··· Input ···

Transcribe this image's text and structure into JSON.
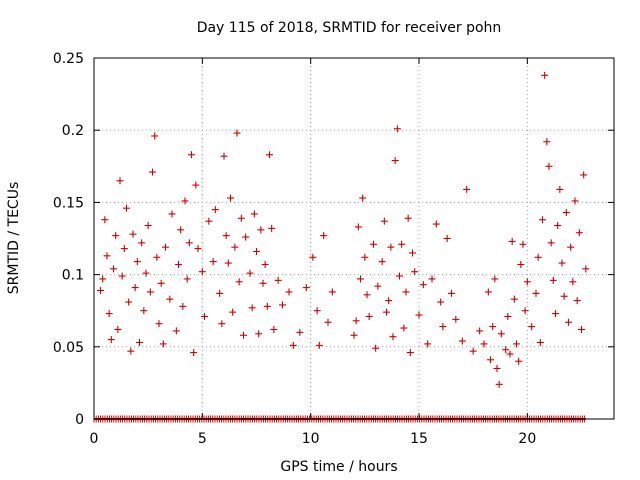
{
  "chart_data": {
    "type": "scatter",
    "title": "Day 115 of 2018, SRMTID for receiver pohn",
    "xlabel": "GPS time / hours",
    "ylabel": "SRMTID / TECUs",
    "xlim": [
      0,
      24
    ],
    "ylim": [
      0,
      0.25
    ],
    "x_ticks": [
      {
        "value": 0,
        "label": "0"
      },
      {
        "value": 5,
        "label": "5"
      },
      {
        "value": 10,
        "label": "10"
      },
      {
        "value": 15,
        "label": "15"
      },
      {
        "value": 20,
        "label": "20"
      }
    ],
    "y_ticks": [
      {
        "value": 0,
        "label": "0"
      },
      {
        "value": 0.05,
        "label": "0.05"
      },
      {
        "value": 0.1,
        "label": "0.1"
      },
      {
        "value": 0.15,
        "label": "0.15"
      },
      {
        "value": 0.2,
        "label": "0.2"
      },
      {
        "value": 0.25,
        "label": "0.25"
      }
    ],
    "grid": true,
    "marker": "+",
    "color": "#d00000",
    "zero_baseline": {
      "value": 0,
      "x_range": [
        0,
        22.7
      ]
    },
    "series": [
      {
        "name": "SRMTID",
        "points": [
          [
            0.3,
            0.089
          ],
          [
            0.4,
            0.097
          ],
          [
            0.5,
            0.138
          ],
          [
            0.6,
            0.113
          ],
          [
            0.7,
            0.073
          ],
          [
            0.8,
            0.055
          ],
          [
            0.9,
            0.104
          ],
          [
            1.0,
            0.127
          ],
          [
            1.1,
            0.062
          ],
          [
            1.2,
            0.165
          ],
          [
            1.3,
            0.099
          ],
          [
            1.4,
            0.118
          ],
          [
            1.5,
            0.146
          ],
          [
            1.6,
            0.081
          ],
          [
            1.7,
            0.047
          ],
          [
            1.8,
            0.128
          ],
          [
            1.9,
            0.091
          ],
          [
            2.0,
            0.109
          ],
          [
            2.1,
            0.053
          ],
          [
            2.2,
            0.122
          ],
          [
            2.3,
            0.075
          ],
          [
            2.4,
            0.101
          ],
          [
            2.5,
            0.134
          ],
          [
            2.6,
            0.088
          ],
          [
            2.7,
            0.171
          ],
          [
            2.8,
            0.196
          ],
          [
            2.9,
            0.112
          ],
          [
            3.0,
            0.066
          ],
          [
            3.1,
            0.094
          ],
          [
            3.2,
            0.052
          ],
          [
            3.3,
            0.119
          ],
          [
            3.5,
            0.083
          ],
          [
            3.6,
            0.142
          ],
          [
            3.8,
            0.061
          ],
          [
            3.9,
            0.107
          ],
          [
            4.0,
            0.131
          ],
          [
            4.1,
            0.078
          ],
          [
            4.2,
            0.151
          ],
          [
            4.3,
            0.097
          ],
          [
            4.4,
            0.122
          ],
          [
            4.5,
            0.183
          ],
          [
            4.6,
            0.046
          ],
          [
            4.7,
            0.162
          ],
          [
            4.8,
            0.118
          ],
          [
            5.0,
            0.102
          ],
          [
            5.1,
            0.071
          ],
          [
            5.3,
            0.137
          ],
          [
            5.5,
            0.109
          ],
          [
            5.6,
            0.145
          ],
          [
            5.8,
            0.087
          ],
          [
            5.9,
            0.066
          ],
          [
            6.0,
            0.182
          ],
          [
            6.1,
            0.127
          ],
          [
            6.2,
            0.108
          ],
          [
            6.3,
            0.153
          ],
          [
            6.4,
            0.074
          ],
          [
            6.5,
            0.119
          ],
          [
            6.6,
            0.198
          ],
          [
            6.7,
            0.095
          ],
          [
            6.8,
            0.139
          ],
          [
            6.9,
            0.058
          ],
          [
            7.0,
            0.126
          ],
          [
            7.2,
            0.101
          ],
          [
            7.3,
            0.077
          ],
          [
            7.4,
            0.142
          ],
          [
            7.5,
            0.116
          ],
          [
            7.6,
            0.059
          ],
          [
            7.7,
            0.131
          ],
          [
            7.8,
            0.094
          ],
          [
            7.9,
            0.107
          ],
          [
            8.0,
            0.078
          ],
          [
            8.1,
            0.183
          ],
          [
            8.2,
            0.132
          ],
          [
            8.3,
            0.062
          ],
          [
            8.5,
            0.096
          ],
          [
            8.7,
            0.079
          ],
          [
            9.0,
            0.088
          ],
          [
            9.2,
            0.051
          ],
          [
            9.5,
            0.06
          ],
          [
            9.8,
            0.091
          ],
          [
            10.1,
            0.112
          ],
          [
            10.3,
            0.075
          ],
          [
            10.4,
            0.051
          ],
          [
            10.6,
            0.127
          ],
          [
            10.8,
            0.067
          ],
          [
            11.0,
            0.088
          ],
          [
            12.0,
            0.058
          ],
          [
            12.1,
            0.068
          ],
          [
            12.2,
            0.133
          ],
          [
            12.3,
            0.097
          ],
          [
            12.4,
            0.153
          ],
          [
            12.5,
            0.112
          ],
          [
            12.6,
            0.086
          ],
          [
            12.7,
            0.071
          ],
          [
            12.9,
            0.121
          ],
          [
            13.0,
            0.049
          ],
          [
            13.1,
            0.092
          ],
          [
            13.3,
            0.109
          ],
          [
            13.4,
            0.137
          ],
          [
            13.5,
            0.074
          ],
          [
            13.6,
            0.082
          ],
          [
            13.7,
            0.119
          ],
          [
            13.8,
            0.057
          ],
          [
            13.9,
            0.179
          ],
          [
            14.0,
            0.201
          ],
          [
            14.1,
            0.099
          ],
          [
            14.2,
            0.121
          ],
          [
            14.3,
            0.063
          ],
          [
            14.4,
            0.088
          ],
          [
            14.5,
            0.139
          ],
          [
            14.6,
            0.046
          ],
          [
            14.7,
            0.115
          ],
          [
            14.8,
            0.102
          ],
          [
            15.0,
            0.072
          ],
          [
            15.2,
            0.093
          ],
          [
            15.4,
            0.052
          ],
          [
            15.6,
            0.097
          ],
          [
            15.8,
            0.135
          ],
          [
            16.0,
            0.081
          ],
          [
            16.1,
            0.064
          ],
          [
            16.3,
            0.125
          ],
          [
            16.5,
            0.087
          ],
          [
            16.7,
            0.069
          ],
          [
            17.0,
            0.054
          ],
          [
            17.2,
            0.159
          ],
          [
            17.5,
            0.047
          ],
          [
            17.8,
            0.061
          ],
          [
            18.0,
            0.052
          ],
          [
            18.2,
            0.088
          ],
          [
            18.3,
            0.041
          ],
          [
            18.4,
            0.064
          ],
          [
            18.5,
            0.097
          ],
          [
            18.6,
            0.035
          ],
          [
            18.7,
            0.024
          ],
          [
            18.8,
            0.059
          ],
          [
            19.0,
            0.048
          ],
          [
            19.1,
            0.071
          ],
          [
            19.2,
            0.045
          ],
          [
            19.3,
            0.123
          ],
          [
            19.4,
            0.083
          ],
          [
            19.5,
            0.052
          ],
          [
            19.6,
            0.04
          ],
          [
            19.7,
            0.107
          ],
          [
            19.8,
            0.121
          ],
          [
            19.9,
            0.075
          ],
          [
            20.0,
            0.095
          ],
          [
            20.2,
            0.064
          ],
          [
            20.4,
            0.087
          ],
          [
            20.5,
            0.112
          ],
          [
            20.6,
            0.053
          ],
          [
            20.7,
            0.138
          ],
          [
            20.8,
            0.238
          ],
          [
            20.9,
            0.192
          ],
          [
            21.0,
            0.175
          ],
          [
            21.1,
            0.122
          ],
          [
            21.2,
            0.096
          ],
          [
            21.3,
            0.073
          ],
          [
            21.4,
            0.134
          ],
          [
            21.5,
            0.159
          ],
          [
            21.6,
            0.108
          ],
          [
            21.7,
            0.085
          ],
          [
            21.8,
            0.143
          ],
          [
            21.9,
            0.067
          ],
          [
            22.0,
            0.119
          ],
          [
            22.1,
            0.095
          ],
          [
            22.2,
            0.151
          ],
          [
            22.3,
            0.082
          ],
          [
            22.4,
            0.129
          ],
          [
            22.5,
            0.062
          ],
          [
            22.6,
            0.169
          ],
          [
            22.7,
            0.104
          ]
        ]
      }
    ]
  }
}
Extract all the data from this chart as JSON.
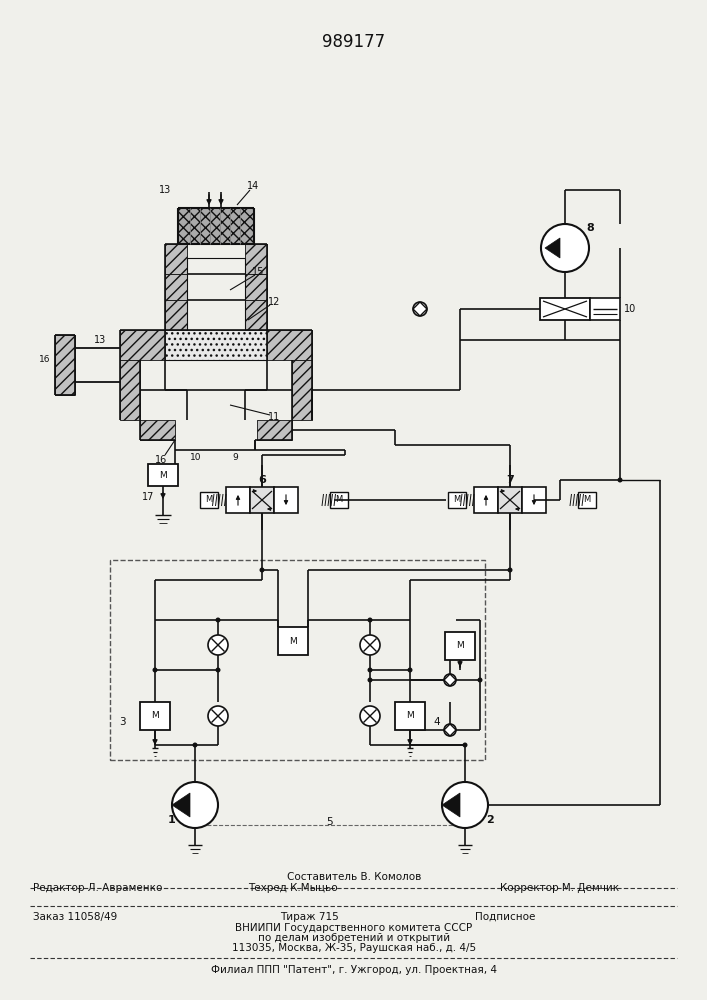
{
  "patent_number": "989177",
  "bg": "#f0f0eb",
  "lc": "#111111",
  "footer_composer": "Составитель В. Комолов",
  "footer_editor": "Редактор Л. Авраменко",
  "footer_techred": "Техред К.Мыцьо",
  "footer_corrector": "Корректор М. Демчик",
  "footer_order": "Заказ 11058/49",
  "footer_circ": "Тираж 715",
  "footer_sub": "Подписное",
  "footer_org1": "ВНИИПИ Государственного комитета СССР",
  "footer_org2": "по делам изобретений и открытий",
  "footer_org3": "113035, Москва, Ж-35, Раушская наб., д. 4/5",
  "footer_branch": "Филиал ППП \"Патент\", г. Ужгород, ул. Проектная, 4"
}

···

Reproduce precisely the lines of the entries above, from the one containing "Extract all the data from this chart as JSON." through the final one, both ends included, and omit the pictures.

> [Complete output]:
Extract all the data from this chart as JSON.
{
  "patent_number": "989177",
  "bg": "#f0f0eb",
  "lc": "#111111",
  "footer_composer": "Составитель В. Комолов",
  "footer_editor": "Редактор Л. Авраменко",
  "footer_techred": "Техред К.Мыцьо",
  "footer_corrector": "Корректор М. Демчик",
  "footer_order": "Заказ 11058/49",
  "footer_circ": "Тираж 715",
  "footer_sub": "Подписное",
  "footer_org1": "ВНИИПИ Государственного комитета СССР",
  "footer_org2": "по делам изобретений и открытий",
  "footer_org3": "113035, Москва, Ж-35, Раушская наб., д. 4/5",
  "footer_branch": "Филиал ППП \"Патент\", г. Ужгород, ул. Проектная, 4"
}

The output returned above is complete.